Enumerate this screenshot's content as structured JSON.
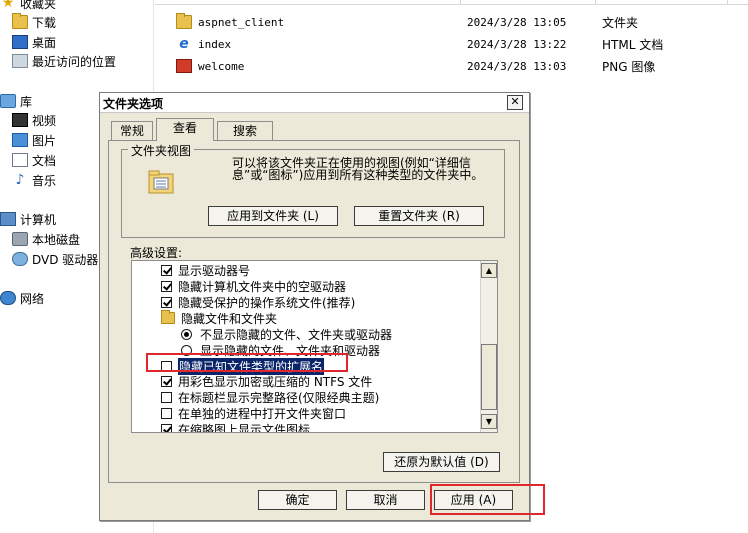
{
  "nav": {
    "favorites": "收藏夹",
    "downloads": "下载",
    "desktop": "桌面",
    "recent": "最近访问的位置",
    "libraries": "库",
    "videos": "视频",
    "pictures": "图片",
    "documents": "文档",
    "music": "音乐",
    "computer": "计算机",
    "local_disk": "本地磁盘",
    "dvd": "DVD 驱动器",
    "network": "网络"
  },
  "files": [
    {
      "name": "aspnet_client",
      "date": "2024/3/28 13:05",
      "type": "文件夹",
      "icon": "folder-icon"
    },
    {
      "name": "index",
      "date": "2024/3/28 13:22",
      "type": "HTML 文档",
      "icon": "ie-document-icon"
    },
    {
      "name": "welcome",
      "date": "2024/3/28 13:03",
      "type": "PNG 图像",
      "icon": "image-icon"
    }
  ],
  "dialog": {
    "title": "文件夹选项",
    "close_label": "✕",
    "tabs": [
      "常规",
      "查看",
      "搜索"
    ],
    "folder_views": {
      "title": "文件夹视图",
      "description": "可以将该文件夹正在使用的视图(例如“详细信息”或“图标”)应用到所有这种类型的文件夹中。",
      "apply_button": "应用到文件夹 (L)",
      "reset_button": "重置文件夹 (R)"
    },
    "advanced_label": "高级设置:",
    "options": [
      {
        "kind": "checkbox",
        "checked": true,
        "label": "显示驱动器号"
      },
      {
        "kind": "checkbox",
        "checked": true,
        "label": "隐藏计算机文件夹中的空驱动器"
      },
      {
        "kind": "checkbox",
        "checked": true,
        "label": "隐藏受保护的操作系统文件(推荐)"
      },
      {
        "kind": "folder",
        "label": "隐藏文件和文件夹"
      },
      {
        "kind": "radio",
        "checked": true,
        "label": "不显示隐藏的文件、文件夹或驱动器"
      },
      {
        "kind": "radio",
        "checked": false,
        "label": "显示隐藏的文件、文件夹和驱动器"
      },
      {
        "kind": "checkbox",
        "checked": false,
        "label": "隐藏已知文件类型的扩展名",
        "highlighted": true
      },
      {
        "kind": "checkbox",
        "checked": true,
        "label": "用彩色显示加密或压缩的 NTFS 文件"
      },
      {
        "kind": "checkbox",
        "checked": false,
        "label": "在标题栏显示完整路径(仅限经典主题)"
      },
      {
        "kind": "checkbox",
        "checked": false,
        "label": "在单独的进程中打开文件夹窗口"
      },
      {
        "kind": "checkbox",
        "checked": true,
        "label": "在缩略图上显示文件图标"
      }
    ],
    "restore_defaults": "还原为默认值 (D)",
    "ok": "确定",
    "cancel": "取消",
    "apply": "应用 (A)"
  },
  "colors": {
    "highlight": "#0a246a",
    "annotation": "#e0282c",
    "dialog_bg": "#ece9d8"
  }
}
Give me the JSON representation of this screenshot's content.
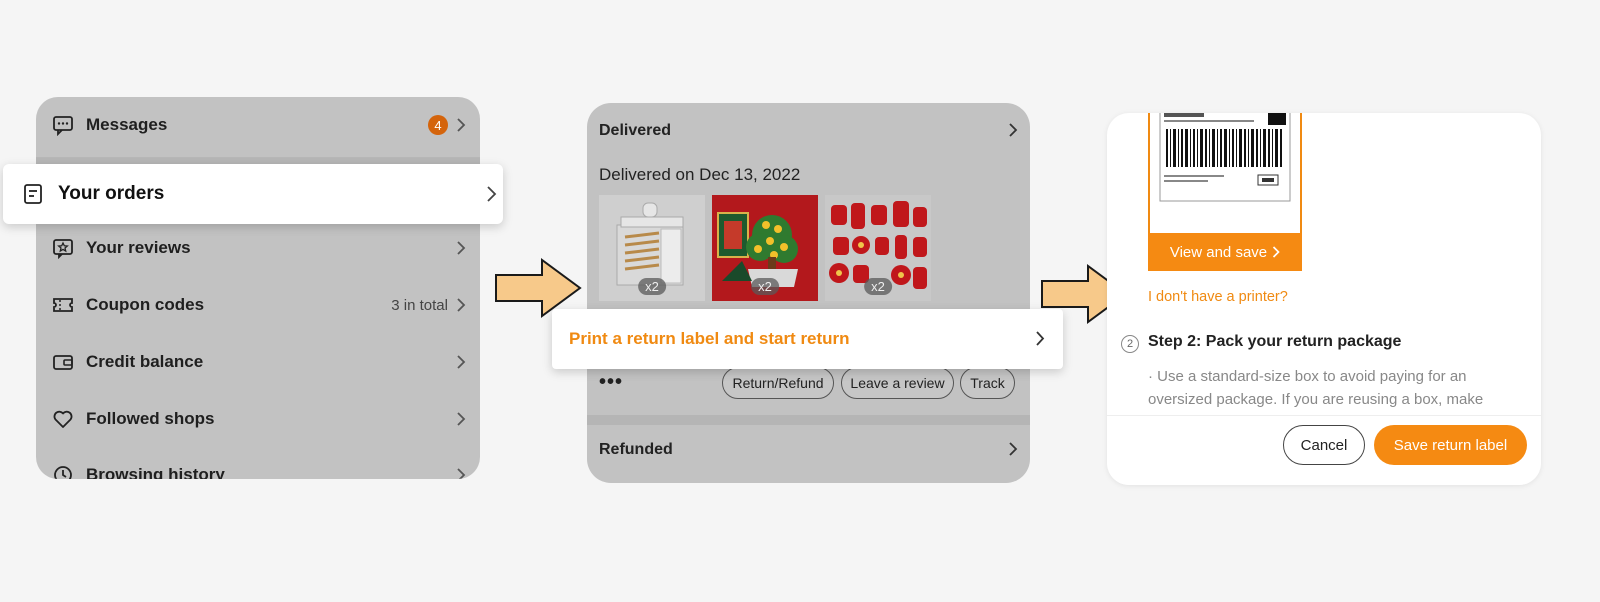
{
  "menu": {
    "messages": {
      "label": "Messages",
      "badge": "4"
    },
    "orders": {
      "label": "Your orders"
    },
    "reviews": {
      "label": "Your reviews"
    },
    "coupons": {
      "label": "Coupon codes",
      "value": "3 in total"
    },
    "credit": {
      "label": "Credit balance"
    },
    "followed": {
      "label": "Followed shops"
    },
    "history": {
      "label": "Browsing history"
    }
  },
  "order": {
    "status": "Delivered",
    "date": "Delivered on Dec 13, 2022",
    "items": [
      {
        "icon": "acrylic-box-image",
        "qty": "x2"
      },
      {
        "icon": "money-tree-image",
        "qty": "x2"
      },
      {
        "icon": "red-stickers-image",
        "qty": "x2"
      }
    ],
    "actions": [
      "Return/Refund",
      "Leave a review",
      "Track"
    ],
    "refunded": "Refunded",
    "print_label": "Print a return label and start return"
  },
  "return": {
    "view_save": "View and save",
    "no_printer": "I don't have a printer?",
    "step_num": "2",
    "step_title": "Step 2: Pack your return package",
    "step_text": "· Use a standard-size box to avoid paying for an oversized package. If you are reusing a box, make",
    "cancel": "Cancel",
    "save": "Save return label"
  },
  "colors": {
    "accent": "#f58a12",
    "arrow": "#f7c98a"
  }
}
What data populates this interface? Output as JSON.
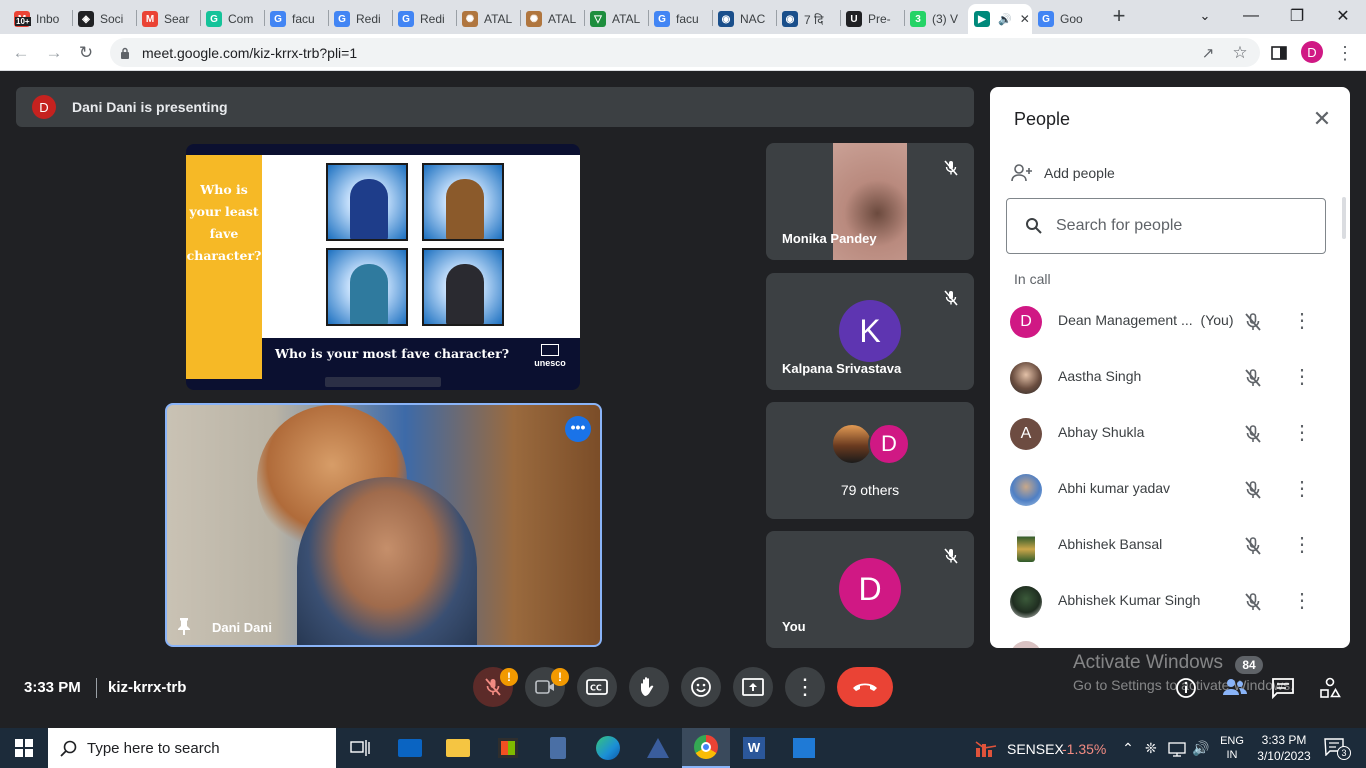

::::

* Goal: Reproduce all the records verbatim, excluding images.

* Output for this exercise:
Enumerate this screenshot's content as structured JSON.
{
  "nav": {
    "favorites": "收藏夹",
    "downloads": "下载",
    "desktop": "桌面",
    "recent": "最近访问的位置",
    "libraries": "库",
    "videos": "视频",
    "pictures": "图片",
    "documents": "文档",
    "music": "音乐",
    "computer": "计算机",
    "local_disk": "本地磁盘",
    "dvd": "DVD 驱动器",
    "network": "网络"
  },
  "files": [
    {
      "name": "aspnet_client",
      "date": "2024/3/28 13:05",
      "type": "文件夹",
      "icon": "folder-icon"
    },
    {
      "name": "index",
      "date": "2024/3/28 13:22",
      "type": "HTML 文档",
      "icon": "ie-document-icon"
    },
    {
      "name": "welcome",
      "date": "2024/3/28 13:03",
      "type": "PNG 图像",
      "icon": "image-icon"
    }
  ],
  "dialog": {
    "title": "文件夹选项",
    "close_label": "✕",
    "tabs": [
      "常规",
      "查看",
      "搜索"
    ],
    "folder_views": {
      "title": "文件夹视图",
      "description": "可以将该文件夹正在使用的视图(例如“详细信息”或“图标”)应用到所有这种类型的文件夹中。",
      "apply_button": "应用到文件夹 (L)",
      "reset_button": "重置文件夹 (R)"
    },
    "advanced_label": "高级设置:",
    "options": [
      {
        "kind": "checkbox",
        "checked": true,
        "label": "显示驱动器号"
      },
      {
        "kind": "checkbox",
        "checked": true,
        "label": "隐藏计算机文件夹中的空驱动器"
      },
      {
        "kind": "checkbox",
        "checked": true,
        "label": "隐藏受保护的操作系统文件(推荐)"
      },
      {
        "kind": "folder",
        "label": "隐藏文件和文件夹"
      },
      {
        "kind": "radio",
        "checked": true,
        "label": "不显示隐藏的文件、文件夹或驱动器"
      },
      {
        "kind": "radio",
        "checked": false,
        "label": "显示隐藏的文件、文件夹和驱动器"
      },
      {
        "kind": "checkbox",
        "checked": false,
        "label": "隐藏已知文件类型的扩展名",
        "highlighted": true
      },
      {
        "kind": "checkbox",
        "checked": true,
        "label": "用彩色显示加密或压缩的 NTFS 文件"
      },
      {
        "kind": "checkbox",
        "checked": false,
        "label": "在标题栏显示完整路径(仅限经典主题)"
      },
      {
        "kind": "checkbox",
        "checked": false,
        "label": "在单独的进程中打开文件夹窗口"
      },
      {
        "kind": "checkbox",
        "checked": true,
        "label": "在缩略图上显示文件图标"
      }
    ],
    "restore_defaults": "还原为默认值 (D)",
    "ok": "确定",
    "cancel": "取消",
    "apply": "应用 (A)"
  },
  "colors": {
    "highlight": "#0a246a",
    "annotation": "#e0282c",
    "dialog_bg": "#ece9d8"
  }
}
Give me the JSON representation of this screenshot's content.
{
  "menu": {
    "messages": {
      "label": "Messages",
      "badge": "4"
    },
    "orders": {
      "label": "Your orders"
    },
    "reviews": {
      "label": "Your reviews"
    },
    "coupons": {
      "label": "Coupon codes",
      "value": "3 in total"
    },
    "credit": {
      "label": "Credit balance"
    },
    "followed": {
      "label": "Followed shops"
    },
    "history": {
      "label": "Browsing history"
    }
  },
  "order": {
    "status": "Delivered",
    "date": "Delivered on Dec 13, 2022",
    "items": [
      {
        "icon": "acrylic-box-image",
        "qty": "x2"
      },
      {
        "icon": "money-tree-image",
        "qty": "x2"
      },
      {
        "icon": "red-stickers-image",
        "qty": "x2"
      }
    ],
    "actions": [
      "Return/Refund",
      "Leave a review",
      "Track"
    ],
    "refunded": "Refunded",
    "print_label": "Print a return label and start return"
  },
  "return": {
    "view_save": "View and save",
    "no_printer": "I don't have a printer?",
    "step_num": "2",
    "step_title": "Step 2: Pack your return package",
    "step_text": "· Use a standard-size box to avoid paying for an oversized package. If you are reusing a box, make",
    "cancel": "Cancel",
    "save": "Save return label"
  },
  "colors": {
    "accent": "#f58a12",
    "arrow": "#f7c98a"
  }
}
What data populates this interface? Output as JSON.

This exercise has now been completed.